Scan the lines below for the string "items" and copy every one that has it.

:: Data shown ::

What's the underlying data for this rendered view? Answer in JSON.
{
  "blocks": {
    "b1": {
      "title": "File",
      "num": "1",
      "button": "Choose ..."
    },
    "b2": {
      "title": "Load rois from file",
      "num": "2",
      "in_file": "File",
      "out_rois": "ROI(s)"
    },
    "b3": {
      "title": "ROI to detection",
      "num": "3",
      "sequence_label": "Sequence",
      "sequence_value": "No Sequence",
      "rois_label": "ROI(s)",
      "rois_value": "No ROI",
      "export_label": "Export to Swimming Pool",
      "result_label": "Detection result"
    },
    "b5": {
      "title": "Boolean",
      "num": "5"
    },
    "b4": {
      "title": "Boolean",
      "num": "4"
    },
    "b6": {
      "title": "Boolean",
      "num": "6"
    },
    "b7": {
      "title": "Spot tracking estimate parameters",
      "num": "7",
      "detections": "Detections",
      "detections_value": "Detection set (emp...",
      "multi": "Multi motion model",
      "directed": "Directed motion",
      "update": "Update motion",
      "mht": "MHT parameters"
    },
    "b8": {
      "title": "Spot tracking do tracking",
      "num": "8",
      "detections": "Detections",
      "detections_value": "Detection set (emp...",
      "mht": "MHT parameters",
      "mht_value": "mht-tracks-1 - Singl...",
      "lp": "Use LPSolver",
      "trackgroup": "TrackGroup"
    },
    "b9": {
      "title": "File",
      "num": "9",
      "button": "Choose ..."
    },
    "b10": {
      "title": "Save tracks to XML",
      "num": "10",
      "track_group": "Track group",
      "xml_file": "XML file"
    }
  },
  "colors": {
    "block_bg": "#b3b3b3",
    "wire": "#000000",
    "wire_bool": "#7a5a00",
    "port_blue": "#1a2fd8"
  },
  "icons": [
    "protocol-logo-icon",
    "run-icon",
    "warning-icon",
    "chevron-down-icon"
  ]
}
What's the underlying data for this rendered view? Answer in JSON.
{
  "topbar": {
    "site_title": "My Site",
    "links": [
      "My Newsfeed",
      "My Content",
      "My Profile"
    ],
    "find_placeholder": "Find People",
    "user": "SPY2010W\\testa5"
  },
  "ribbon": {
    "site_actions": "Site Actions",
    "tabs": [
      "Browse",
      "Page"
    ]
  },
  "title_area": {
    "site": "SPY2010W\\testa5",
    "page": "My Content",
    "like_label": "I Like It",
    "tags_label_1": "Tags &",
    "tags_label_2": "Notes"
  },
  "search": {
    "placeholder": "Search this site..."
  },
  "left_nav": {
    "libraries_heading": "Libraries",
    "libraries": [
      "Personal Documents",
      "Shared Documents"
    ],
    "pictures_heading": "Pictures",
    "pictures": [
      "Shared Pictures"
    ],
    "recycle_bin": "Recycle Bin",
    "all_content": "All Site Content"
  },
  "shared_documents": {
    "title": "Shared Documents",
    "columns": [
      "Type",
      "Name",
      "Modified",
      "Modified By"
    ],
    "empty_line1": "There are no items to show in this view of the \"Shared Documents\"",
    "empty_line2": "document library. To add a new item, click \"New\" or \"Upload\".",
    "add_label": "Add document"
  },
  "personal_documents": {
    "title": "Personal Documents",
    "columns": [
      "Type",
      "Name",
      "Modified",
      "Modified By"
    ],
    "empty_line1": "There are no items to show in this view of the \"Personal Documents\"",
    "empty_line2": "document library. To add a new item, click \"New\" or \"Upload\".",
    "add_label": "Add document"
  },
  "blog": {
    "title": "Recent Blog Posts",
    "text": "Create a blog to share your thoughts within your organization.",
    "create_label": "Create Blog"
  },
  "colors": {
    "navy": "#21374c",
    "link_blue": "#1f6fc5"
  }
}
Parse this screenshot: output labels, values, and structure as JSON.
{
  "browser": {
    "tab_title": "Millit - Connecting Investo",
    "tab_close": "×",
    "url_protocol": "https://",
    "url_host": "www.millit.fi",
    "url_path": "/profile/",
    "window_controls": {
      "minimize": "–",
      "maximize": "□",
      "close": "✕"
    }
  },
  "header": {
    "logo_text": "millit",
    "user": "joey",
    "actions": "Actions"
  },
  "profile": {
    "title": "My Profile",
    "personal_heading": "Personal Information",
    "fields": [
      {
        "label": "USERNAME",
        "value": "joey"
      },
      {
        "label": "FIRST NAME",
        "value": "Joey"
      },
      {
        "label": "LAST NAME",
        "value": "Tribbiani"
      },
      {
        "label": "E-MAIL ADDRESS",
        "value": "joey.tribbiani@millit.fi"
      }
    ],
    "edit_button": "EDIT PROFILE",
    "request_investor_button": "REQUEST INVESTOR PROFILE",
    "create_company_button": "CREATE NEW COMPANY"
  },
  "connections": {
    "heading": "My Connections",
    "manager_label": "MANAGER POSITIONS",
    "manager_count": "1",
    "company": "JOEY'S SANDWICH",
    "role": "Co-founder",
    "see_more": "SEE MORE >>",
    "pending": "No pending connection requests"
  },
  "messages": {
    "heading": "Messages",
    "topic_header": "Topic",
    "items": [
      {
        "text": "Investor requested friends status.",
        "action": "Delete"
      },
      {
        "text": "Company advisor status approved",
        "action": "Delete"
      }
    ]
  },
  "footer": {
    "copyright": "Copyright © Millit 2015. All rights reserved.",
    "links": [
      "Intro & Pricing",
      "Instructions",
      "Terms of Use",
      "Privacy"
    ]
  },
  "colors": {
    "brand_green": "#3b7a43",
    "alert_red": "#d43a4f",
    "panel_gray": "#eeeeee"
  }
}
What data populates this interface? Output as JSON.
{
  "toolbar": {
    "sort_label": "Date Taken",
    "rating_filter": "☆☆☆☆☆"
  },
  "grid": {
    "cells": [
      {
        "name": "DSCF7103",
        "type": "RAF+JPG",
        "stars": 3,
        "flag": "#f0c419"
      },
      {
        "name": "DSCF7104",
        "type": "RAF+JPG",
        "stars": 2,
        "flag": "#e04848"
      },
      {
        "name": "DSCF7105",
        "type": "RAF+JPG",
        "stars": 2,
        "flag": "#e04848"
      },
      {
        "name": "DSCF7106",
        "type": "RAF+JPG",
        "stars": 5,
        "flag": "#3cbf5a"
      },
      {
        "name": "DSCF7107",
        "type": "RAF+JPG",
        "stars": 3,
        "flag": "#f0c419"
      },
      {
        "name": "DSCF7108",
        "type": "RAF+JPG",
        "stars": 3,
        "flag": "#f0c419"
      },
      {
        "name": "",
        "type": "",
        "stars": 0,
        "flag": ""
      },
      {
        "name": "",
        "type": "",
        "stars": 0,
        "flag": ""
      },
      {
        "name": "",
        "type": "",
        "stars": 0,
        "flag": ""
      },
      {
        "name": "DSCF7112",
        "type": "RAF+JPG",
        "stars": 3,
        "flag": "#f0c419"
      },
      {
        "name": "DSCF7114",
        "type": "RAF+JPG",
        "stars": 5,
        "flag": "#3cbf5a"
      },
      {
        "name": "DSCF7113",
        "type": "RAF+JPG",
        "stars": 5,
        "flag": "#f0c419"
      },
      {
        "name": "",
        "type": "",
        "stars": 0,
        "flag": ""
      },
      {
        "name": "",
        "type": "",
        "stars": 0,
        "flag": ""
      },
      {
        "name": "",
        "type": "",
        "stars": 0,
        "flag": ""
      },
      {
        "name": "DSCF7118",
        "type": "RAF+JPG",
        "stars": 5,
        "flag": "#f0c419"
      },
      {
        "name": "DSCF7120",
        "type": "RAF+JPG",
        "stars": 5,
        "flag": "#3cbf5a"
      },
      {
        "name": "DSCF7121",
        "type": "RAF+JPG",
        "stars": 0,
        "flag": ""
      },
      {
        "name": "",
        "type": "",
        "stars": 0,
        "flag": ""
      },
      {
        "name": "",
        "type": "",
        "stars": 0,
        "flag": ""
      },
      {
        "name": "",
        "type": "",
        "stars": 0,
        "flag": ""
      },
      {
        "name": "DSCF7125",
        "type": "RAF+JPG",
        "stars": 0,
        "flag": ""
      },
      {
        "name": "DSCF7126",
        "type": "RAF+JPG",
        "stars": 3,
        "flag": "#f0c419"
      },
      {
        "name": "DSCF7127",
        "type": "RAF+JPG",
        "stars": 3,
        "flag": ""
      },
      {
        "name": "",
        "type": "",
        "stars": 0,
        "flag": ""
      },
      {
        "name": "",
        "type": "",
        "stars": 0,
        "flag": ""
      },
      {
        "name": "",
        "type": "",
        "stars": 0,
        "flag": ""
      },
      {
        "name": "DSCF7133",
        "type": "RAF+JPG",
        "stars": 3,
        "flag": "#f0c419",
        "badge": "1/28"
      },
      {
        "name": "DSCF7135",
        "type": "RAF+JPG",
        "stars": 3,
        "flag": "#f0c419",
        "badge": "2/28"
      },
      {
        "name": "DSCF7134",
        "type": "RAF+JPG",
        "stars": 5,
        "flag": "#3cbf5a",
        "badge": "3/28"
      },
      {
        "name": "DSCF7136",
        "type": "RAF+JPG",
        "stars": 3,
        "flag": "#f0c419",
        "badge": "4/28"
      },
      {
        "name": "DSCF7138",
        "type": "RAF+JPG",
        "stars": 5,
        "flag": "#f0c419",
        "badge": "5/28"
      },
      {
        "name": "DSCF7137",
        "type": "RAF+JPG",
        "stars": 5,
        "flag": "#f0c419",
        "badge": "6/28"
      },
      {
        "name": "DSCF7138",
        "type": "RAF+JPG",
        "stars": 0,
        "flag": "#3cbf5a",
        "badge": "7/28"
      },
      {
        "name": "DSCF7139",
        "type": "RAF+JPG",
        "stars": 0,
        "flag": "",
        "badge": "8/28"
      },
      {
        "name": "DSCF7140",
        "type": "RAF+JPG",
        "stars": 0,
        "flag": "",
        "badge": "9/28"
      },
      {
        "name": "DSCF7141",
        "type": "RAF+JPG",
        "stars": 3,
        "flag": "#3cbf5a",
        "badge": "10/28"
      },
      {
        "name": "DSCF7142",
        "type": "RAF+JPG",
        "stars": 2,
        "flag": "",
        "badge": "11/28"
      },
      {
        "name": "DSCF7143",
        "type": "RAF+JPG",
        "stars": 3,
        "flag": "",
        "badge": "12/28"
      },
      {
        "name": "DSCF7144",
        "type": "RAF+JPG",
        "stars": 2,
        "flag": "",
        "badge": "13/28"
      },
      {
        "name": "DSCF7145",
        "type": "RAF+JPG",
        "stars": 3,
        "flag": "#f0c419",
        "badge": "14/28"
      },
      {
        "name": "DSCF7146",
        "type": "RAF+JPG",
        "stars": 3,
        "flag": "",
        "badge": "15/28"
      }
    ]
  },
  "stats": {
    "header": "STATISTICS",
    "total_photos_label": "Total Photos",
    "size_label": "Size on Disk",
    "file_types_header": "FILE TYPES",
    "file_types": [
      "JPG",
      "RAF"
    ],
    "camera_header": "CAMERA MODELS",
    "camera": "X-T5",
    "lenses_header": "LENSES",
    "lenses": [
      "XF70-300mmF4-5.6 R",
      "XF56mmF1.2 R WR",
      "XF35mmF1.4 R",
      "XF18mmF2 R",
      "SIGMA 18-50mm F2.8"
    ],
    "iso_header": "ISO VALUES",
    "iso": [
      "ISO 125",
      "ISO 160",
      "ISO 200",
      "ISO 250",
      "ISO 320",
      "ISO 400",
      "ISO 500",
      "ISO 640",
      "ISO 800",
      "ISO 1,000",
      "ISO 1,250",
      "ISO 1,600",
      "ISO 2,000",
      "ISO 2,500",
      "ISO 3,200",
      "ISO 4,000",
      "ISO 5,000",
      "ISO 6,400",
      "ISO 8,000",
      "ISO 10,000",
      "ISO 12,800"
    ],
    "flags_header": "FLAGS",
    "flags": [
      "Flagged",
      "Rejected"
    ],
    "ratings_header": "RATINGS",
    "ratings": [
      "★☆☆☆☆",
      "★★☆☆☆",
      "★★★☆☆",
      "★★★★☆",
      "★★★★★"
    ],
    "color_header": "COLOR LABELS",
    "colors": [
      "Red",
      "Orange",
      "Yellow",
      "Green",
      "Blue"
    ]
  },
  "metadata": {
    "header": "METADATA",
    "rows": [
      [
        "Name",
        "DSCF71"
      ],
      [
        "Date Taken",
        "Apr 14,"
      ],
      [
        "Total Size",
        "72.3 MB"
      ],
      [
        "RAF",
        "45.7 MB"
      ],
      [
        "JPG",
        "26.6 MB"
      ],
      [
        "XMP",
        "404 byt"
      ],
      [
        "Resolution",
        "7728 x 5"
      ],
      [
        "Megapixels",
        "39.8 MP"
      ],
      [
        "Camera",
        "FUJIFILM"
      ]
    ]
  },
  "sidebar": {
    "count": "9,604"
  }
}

:::

* _Answer to the problem_:
    "empty_line1": "There are no items to show in this view of the \"Shared Documents\"",
    "empty_line1": "There are no items to show in this view of the \"Personal Documents\"",
    "items": [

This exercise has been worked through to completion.